-- Start --

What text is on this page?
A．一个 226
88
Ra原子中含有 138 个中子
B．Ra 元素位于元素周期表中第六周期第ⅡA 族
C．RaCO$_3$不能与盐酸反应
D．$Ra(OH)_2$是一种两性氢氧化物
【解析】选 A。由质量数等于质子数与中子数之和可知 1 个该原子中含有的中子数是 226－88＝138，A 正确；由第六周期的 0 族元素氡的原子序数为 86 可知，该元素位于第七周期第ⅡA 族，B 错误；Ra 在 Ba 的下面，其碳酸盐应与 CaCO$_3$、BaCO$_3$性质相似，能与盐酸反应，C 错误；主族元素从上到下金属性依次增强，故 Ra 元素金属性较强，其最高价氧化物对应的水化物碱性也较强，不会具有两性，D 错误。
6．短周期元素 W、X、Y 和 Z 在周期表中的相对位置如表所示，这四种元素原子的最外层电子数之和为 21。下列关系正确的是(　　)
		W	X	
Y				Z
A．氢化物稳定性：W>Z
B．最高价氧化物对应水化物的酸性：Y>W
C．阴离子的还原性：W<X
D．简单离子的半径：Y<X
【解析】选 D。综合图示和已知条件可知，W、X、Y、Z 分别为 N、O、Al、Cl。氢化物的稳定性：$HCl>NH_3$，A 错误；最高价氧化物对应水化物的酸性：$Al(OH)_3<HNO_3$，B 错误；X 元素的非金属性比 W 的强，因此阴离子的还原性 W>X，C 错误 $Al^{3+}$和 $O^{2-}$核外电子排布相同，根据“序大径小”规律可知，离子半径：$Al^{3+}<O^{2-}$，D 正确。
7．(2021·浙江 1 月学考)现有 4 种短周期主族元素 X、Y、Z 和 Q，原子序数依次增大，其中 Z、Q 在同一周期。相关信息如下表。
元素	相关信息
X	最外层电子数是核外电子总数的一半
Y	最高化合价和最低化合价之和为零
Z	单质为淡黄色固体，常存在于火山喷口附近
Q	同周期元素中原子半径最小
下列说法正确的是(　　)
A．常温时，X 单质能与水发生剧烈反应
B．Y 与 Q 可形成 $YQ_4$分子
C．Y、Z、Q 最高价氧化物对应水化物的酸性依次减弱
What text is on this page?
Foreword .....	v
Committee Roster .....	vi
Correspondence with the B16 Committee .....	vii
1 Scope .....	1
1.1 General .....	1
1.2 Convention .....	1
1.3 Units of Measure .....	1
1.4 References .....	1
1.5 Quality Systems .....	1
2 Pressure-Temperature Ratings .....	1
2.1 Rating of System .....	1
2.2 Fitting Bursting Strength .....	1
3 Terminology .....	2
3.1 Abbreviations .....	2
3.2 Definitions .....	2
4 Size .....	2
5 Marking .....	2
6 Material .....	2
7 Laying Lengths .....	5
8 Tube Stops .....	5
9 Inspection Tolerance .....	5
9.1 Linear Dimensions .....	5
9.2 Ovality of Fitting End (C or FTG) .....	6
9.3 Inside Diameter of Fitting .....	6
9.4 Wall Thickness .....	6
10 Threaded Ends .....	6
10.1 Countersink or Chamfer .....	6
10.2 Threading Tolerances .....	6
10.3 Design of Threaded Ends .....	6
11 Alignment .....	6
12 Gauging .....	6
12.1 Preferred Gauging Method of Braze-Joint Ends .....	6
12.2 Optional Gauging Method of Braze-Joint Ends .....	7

-- End --
-- Start --

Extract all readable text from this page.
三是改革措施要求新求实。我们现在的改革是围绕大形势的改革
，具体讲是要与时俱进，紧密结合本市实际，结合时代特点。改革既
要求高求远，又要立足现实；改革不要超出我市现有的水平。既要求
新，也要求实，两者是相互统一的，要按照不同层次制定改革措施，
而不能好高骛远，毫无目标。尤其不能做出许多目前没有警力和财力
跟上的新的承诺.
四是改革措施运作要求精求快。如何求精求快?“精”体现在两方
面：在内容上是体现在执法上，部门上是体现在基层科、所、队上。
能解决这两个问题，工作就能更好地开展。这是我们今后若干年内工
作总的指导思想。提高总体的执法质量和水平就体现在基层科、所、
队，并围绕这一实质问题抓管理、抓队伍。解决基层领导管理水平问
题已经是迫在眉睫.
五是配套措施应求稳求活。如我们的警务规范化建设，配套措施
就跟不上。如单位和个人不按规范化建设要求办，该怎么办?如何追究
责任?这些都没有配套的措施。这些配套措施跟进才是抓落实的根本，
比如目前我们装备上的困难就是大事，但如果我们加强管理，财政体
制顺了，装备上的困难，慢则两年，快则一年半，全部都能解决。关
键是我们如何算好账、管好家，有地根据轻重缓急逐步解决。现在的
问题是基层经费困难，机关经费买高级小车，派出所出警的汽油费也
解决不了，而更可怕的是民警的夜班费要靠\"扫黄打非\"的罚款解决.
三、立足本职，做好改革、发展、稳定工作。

-- End --

* **Problem to solve**
Identify lines with the string "Fitting". Copy each one.

* **Result below**
2.2 Fitting Bursting Strength .....	1
9.2 Ovality of Fitting End (C or FTG) .....	6
9.3 Inside Diameter of Fitting .....	6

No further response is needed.